__Request__. Copy every line in the records below that contains the word "evaluations".

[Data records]
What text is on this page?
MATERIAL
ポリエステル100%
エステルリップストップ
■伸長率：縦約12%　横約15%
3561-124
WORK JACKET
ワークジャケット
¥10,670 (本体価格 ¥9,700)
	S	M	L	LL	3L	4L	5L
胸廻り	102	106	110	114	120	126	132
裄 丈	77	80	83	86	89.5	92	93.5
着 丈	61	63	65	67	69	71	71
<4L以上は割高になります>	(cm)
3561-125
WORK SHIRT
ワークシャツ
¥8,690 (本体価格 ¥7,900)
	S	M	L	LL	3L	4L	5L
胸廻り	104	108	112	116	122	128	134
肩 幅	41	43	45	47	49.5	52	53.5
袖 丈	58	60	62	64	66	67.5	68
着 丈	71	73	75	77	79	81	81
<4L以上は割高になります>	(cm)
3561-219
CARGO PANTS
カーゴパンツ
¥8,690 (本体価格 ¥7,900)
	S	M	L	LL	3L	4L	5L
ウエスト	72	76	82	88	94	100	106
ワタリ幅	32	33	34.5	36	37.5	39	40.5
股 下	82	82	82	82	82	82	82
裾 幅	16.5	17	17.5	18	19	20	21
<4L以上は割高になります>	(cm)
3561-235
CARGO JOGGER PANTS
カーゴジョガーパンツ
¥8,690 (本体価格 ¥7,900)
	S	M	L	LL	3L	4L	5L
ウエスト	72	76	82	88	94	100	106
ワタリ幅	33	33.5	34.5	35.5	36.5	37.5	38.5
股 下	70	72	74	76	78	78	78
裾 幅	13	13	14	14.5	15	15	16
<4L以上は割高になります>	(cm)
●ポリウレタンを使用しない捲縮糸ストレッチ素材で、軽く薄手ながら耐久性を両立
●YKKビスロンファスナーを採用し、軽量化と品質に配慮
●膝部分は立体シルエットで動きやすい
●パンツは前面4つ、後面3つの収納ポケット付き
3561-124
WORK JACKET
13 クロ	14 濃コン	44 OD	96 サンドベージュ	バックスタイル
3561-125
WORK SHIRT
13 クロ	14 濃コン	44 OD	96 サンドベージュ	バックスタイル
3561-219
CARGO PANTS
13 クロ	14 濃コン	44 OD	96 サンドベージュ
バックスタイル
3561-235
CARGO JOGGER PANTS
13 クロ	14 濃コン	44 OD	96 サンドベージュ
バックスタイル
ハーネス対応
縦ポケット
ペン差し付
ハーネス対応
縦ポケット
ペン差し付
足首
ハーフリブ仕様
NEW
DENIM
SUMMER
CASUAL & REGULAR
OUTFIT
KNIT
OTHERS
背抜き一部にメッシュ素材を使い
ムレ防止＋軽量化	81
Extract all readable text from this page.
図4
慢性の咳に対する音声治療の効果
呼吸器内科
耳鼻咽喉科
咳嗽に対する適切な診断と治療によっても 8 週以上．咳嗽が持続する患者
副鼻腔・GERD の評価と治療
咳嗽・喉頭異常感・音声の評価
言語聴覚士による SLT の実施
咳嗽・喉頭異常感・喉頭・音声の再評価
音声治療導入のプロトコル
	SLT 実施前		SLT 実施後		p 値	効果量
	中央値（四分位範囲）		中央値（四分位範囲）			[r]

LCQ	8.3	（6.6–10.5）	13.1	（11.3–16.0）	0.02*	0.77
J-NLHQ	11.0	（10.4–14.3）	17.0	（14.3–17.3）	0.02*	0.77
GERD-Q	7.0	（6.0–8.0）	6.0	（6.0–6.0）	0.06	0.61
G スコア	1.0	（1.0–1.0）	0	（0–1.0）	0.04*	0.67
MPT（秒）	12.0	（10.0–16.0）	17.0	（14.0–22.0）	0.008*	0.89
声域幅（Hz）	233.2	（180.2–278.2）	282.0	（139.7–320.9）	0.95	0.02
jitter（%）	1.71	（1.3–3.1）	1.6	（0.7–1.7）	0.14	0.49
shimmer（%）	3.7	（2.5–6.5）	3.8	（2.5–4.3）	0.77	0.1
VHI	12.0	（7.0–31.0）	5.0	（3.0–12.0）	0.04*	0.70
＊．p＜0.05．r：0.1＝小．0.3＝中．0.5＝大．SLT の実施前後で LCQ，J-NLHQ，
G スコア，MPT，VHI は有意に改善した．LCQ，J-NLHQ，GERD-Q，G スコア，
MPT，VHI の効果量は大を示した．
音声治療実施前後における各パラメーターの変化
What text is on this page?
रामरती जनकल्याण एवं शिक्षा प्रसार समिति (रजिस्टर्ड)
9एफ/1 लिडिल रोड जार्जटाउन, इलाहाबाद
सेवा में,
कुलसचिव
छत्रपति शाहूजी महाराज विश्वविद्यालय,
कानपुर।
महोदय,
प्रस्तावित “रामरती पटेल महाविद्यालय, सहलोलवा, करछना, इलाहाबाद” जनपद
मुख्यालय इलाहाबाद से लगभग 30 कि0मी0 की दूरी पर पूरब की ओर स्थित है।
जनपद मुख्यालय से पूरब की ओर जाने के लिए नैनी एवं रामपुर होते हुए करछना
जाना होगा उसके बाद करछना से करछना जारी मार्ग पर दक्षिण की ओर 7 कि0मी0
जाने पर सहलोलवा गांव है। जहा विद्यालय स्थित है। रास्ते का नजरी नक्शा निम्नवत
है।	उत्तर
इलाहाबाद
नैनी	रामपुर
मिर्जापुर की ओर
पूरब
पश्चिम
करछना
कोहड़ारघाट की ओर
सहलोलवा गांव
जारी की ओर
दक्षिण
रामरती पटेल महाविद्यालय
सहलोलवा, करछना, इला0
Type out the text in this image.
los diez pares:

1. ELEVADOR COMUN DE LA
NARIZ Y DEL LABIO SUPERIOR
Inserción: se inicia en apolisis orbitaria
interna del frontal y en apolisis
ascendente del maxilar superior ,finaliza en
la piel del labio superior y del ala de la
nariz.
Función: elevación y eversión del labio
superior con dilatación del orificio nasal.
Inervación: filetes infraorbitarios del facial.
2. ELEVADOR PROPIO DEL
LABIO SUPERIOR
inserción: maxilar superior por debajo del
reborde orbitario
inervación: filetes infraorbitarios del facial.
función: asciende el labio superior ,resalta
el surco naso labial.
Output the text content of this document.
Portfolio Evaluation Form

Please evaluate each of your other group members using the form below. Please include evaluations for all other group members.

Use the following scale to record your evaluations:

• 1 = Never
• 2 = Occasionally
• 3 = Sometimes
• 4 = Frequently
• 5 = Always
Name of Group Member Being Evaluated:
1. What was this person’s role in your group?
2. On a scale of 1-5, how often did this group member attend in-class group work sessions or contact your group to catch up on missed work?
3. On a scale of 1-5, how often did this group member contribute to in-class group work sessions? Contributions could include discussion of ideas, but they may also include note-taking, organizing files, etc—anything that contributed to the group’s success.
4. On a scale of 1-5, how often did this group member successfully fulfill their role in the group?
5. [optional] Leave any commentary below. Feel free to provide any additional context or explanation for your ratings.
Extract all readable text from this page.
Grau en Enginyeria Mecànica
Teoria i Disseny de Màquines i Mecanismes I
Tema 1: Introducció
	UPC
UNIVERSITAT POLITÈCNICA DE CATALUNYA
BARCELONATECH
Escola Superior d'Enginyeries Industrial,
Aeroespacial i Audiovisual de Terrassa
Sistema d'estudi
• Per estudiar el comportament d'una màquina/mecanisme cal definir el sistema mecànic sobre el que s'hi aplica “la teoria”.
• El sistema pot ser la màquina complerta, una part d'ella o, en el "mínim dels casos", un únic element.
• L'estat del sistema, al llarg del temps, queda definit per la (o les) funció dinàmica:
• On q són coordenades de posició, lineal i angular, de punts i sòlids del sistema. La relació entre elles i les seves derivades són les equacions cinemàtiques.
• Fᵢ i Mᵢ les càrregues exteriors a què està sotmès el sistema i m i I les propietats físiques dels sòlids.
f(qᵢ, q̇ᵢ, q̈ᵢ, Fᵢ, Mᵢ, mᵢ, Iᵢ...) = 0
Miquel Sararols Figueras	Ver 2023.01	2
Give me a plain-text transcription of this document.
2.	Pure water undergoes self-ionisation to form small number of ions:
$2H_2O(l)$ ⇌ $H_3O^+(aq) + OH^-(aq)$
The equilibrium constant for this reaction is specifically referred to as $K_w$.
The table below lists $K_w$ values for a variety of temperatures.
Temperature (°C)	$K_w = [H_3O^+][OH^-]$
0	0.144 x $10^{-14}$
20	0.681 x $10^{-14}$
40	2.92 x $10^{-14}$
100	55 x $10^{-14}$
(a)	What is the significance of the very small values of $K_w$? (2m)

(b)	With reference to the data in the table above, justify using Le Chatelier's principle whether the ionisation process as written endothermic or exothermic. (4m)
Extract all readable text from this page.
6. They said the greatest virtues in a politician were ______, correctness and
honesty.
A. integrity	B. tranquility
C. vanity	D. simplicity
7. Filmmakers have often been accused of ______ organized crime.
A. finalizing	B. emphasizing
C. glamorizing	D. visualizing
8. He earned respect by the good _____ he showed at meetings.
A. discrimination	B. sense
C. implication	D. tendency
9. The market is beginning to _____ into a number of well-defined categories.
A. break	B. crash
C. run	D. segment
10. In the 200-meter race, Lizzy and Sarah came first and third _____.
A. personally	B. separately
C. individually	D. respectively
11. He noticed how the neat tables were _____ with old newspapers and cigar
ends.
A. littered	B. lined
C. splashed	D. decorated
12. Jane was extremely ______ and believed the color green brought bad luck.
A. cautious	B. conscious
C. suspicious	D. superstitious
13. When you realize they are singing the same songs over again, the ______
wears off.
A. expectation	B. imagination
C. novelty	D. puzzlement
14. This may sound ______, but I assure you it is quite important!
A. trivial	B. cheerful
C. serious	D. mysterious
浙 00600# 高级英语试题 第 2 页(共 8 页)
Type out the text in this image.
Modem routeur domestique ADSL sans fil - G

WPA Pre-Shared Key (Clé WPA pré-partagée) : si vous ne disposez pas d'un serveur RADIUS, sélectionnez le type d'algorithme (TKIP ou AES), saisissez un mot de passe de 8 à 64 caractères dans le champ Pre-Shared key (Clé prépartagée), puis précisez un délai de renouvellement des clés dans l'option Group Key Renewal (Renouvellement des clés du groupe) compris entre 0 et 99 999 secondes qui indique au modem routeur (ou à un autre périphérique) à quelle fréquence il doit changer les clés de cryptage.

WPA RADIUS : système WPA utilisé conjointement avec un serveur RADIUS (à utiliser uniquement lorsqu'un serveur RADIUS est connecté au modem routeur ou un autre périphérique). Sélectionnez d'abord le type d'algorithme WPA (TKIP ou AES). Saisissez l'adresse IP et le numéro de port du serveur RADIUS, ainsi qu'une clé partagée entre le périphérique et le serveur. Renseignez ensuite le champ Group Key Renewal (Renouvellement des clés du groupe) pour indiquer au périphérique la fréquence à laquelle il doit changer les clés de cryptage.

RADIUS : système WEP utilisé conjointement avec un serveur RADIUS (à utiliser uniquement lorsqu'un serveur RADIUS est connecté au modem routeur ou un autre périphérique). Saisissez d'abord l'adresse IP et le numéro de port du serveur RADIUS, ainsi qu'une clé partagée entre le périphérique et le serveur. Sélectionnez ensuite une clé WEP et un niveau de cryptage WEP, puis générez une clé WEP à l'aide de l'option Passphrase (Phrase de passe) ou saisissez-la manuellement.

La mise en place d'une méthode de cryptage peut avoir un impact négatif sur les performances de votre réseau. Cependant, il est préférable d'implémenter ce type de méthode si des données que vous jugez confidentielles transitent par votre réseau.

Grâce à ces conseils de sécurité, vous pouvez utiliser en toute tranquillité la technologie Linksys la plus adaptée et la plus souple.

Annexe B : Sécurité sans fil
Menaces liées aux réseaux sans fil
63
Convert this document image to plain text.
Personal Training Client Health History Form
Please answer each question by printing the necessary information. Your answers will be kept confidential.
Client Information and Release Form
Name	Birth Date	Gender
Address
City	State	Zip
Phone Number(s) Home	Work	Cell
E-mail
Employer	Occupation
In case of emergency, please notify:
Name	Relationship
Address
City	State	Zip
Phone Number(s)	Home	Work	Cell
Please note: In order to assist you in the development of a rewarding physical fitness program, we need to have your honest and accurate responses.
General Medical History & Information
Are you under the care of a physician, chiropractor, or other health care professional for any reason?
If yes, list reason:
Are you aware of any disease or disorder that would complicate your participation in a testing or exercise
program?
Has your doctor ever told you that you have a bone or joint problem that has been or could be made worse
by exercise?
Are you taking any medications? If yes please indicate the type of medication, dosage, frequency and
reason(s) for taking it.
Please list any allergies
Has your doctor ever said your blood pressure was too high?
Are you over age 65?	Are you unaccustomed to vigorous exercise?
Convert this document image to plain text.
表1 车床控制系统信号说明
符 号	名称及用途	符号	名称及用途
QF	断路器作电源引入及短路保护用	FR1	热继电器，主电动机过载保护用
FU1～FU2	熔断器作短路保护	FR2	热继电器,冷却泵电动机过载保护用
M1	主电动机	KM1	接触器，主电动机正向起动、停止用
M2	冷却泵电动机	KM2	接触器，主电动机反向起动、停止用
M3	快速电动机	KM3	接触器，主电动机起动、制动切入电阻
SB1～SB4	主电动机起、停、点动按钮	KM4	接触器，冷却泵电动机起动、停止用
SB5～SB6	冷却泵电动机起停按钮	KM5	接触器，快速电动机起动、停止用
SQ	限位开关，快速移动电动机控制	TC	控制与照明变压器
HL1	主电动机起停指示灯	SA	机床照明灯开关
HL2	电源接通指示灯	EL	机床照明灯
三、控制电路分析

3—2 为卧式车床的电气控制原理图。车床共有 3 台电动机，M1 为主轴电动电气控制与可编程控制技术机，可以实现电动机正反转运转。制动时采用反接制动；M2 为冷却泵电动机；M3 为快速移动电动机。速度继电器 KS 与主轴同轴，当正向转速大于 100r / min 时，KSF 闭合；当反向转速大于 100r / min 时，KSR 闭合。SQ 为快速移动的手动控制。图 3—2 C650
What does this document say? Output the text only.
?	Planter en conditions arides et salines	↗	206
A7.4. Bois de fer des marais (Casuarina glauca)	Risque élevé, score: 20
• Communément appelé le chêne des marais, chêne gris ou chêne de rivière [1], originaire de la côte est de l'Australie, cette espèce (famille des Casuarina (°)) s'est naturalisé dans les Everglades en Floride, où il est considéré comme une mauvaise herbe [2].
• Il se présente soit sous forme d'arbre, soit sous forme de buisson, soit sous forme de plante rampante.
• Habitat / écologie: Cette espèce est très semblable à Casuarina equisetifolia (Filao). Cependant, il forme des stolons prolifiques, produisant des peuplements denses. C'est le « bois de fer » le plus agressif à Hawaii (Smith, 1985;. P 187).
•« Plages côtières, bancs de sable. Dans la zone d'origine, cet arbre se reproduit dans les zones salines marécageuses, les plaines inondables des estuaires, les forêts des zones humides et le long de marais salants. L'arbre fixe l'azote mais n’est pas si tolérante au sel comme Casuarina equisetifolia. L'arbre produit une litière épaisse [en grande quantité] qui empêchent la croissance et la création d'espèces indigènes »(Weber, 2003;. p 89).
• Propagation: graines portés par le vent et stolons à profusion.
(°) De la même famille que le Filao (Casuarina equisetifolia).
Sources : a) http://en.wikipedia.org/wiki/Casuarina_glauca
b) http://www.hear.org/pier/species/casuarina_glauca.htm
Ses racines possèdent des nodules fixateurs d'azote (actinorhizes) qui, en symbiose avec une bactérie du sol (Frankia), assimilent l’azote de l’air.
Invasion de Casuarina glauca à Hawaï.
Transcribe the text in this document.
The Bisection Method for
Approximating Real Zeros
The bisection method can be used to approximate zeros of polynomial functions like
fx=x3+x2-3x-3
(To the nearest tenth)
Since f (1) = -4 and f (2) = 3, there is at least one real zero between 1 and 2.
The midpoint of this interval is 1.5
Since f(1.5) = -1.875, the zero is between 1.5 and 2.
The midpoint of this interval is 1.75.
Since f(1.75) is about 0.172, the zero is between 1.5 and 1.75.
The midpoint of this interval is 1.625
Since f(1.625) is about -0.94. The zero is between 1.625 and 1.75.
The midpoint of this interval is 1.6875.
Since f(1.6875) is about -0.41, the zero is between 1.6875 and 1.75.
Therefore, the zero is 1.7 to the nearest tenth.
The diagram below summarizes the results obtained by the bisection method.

__Result below__.
Please evaluate each of your other group members using the form below. Please include evaluations for all other group members.
Use the following scale to record your evaluations:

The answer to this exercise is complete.